И сам Бюффон и все геологи, которые тогда, примерно с 1795 года осознали себя отдельным отрядом ученого мира, пользовались обыденным счетом времени, выражающимся в астрономических годах, тем, который Ньютон назвал временем относительным, отдаленно отражающим природу другого порядка бытия. В геологии никакого теоретического представления о количественной стороне времени не было. Его нет и до сих пор, несмотря на многочисленные попытки. Зато содержательная, качественная сторона развивалась бурными темпами.

Идея Бюффона заключалась в сопряженности, о зависимости течения времени не от астрономических событий, которые есть только счет времени, но не природа времени, а от событий геологической истории. У Земли появилось прошлое, которого совершенно не было в науке времен Ньютона. Тогда вполне удовлетворялись (и он сам) библейскими 6 тысячами лет. Ньютон считал этот тленный мир чрезвычайно недавним и недолговечным. Цифры Бюффона были рассчитаны совсем по другой, прямо противоположной идеологии – чрезвычайной длительности этого окружающего нас мира. И более того, зависимости течения времени от его событий. Длительность имеет природу, причину: для того, чтобы море заняло место суши, необходимо медленное накопление каменного материала, а он должен образоваться из раковин морских животных, которые должны постепенно падать на морское дно, складываться в слои, минерализоваться, допустим в ракушечник, известняк или мел и т.д.

Таким образом, мы видим, что идея времени в геологии и других науках о Земле возникла совсем по другой основной концепции. Причиной течения времени объявлены геологические события. С осознанием, с выделением временной составляющей своей науки в течение последней четверти XVIII и первой четверти XIX в. геология как наука и образовалась. Она завершилась с принятием принципа униформизма Лайеля, то есть с представлением, что события геологической истории происходят всегда по одним и тем же законам которые имеют собственную, ни к чему иному несводимую специфику. То, что мы наблюдаем сегодня, происходило и всегда, сколь глубоко мы ни продвигались бы вглубь истории. И только медленное накопление одинаковых, аналогичных частиц по одному и тому же процессу приводит к гигантским следствиям в силу немыслимо огромной толщи лет, в течение которых эти малозаметные события происходили. Количественно время в униформизме понимается как ньютоновское относительное время, то есть как обычные года. Лайель, Дарвин, вслед за Ламарком считали, что мы никогда не узнаем точную цифру возраста планеты вследствие гигантской длительности совершавшегося неисчислимого количества мелких событий.

ПРЕДОСТАВЛЕННЫЕ СВЕДЕНИЯ:
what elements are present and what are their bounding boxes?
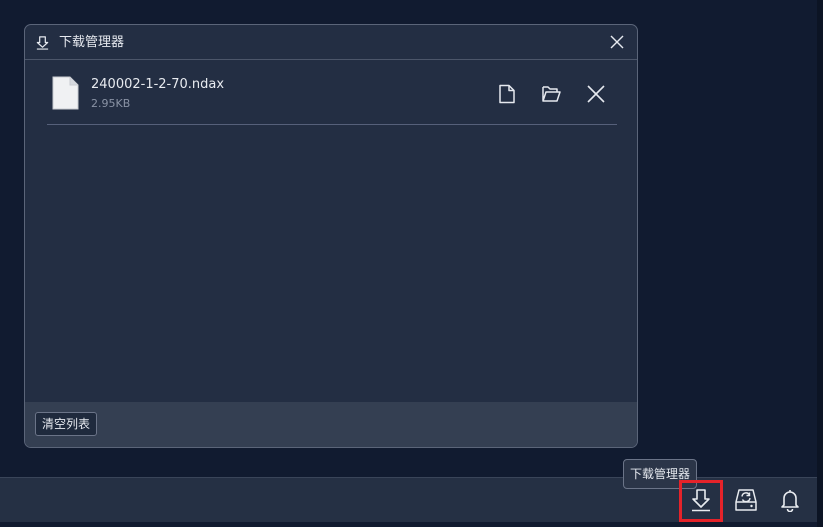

ЗАДАНИЯ:
[a] Какой срок существования мира, по статье, вполне устраивал науку времен Ньютона?
[b] Соответствуют ли статье эти утверждения? (i) В геологии сложилось теоретическое представление о количественной стороне времени. (ii) Ньютон считал окружающий мир чрезвычайно недавним. (iii) Лайель и Дарвин полагали, что точный возраст планеты когда-нибудь удастся узнать.

ОТВЕТЫ ПО ЗАДАНИЯМ:
[a] Библейские 6 тысяч лет.

[b]
(i) Нет: «В геологии никакого теоретического представления о количественной стороне времени не было. Его нет и до сих пор».
(ii) Да: «Ньютон считал этот тленный мир чрезвычайно недавним и недолговечным».
(iii) Нет: «мы никогда не узнаем точную цифру возраста планеты».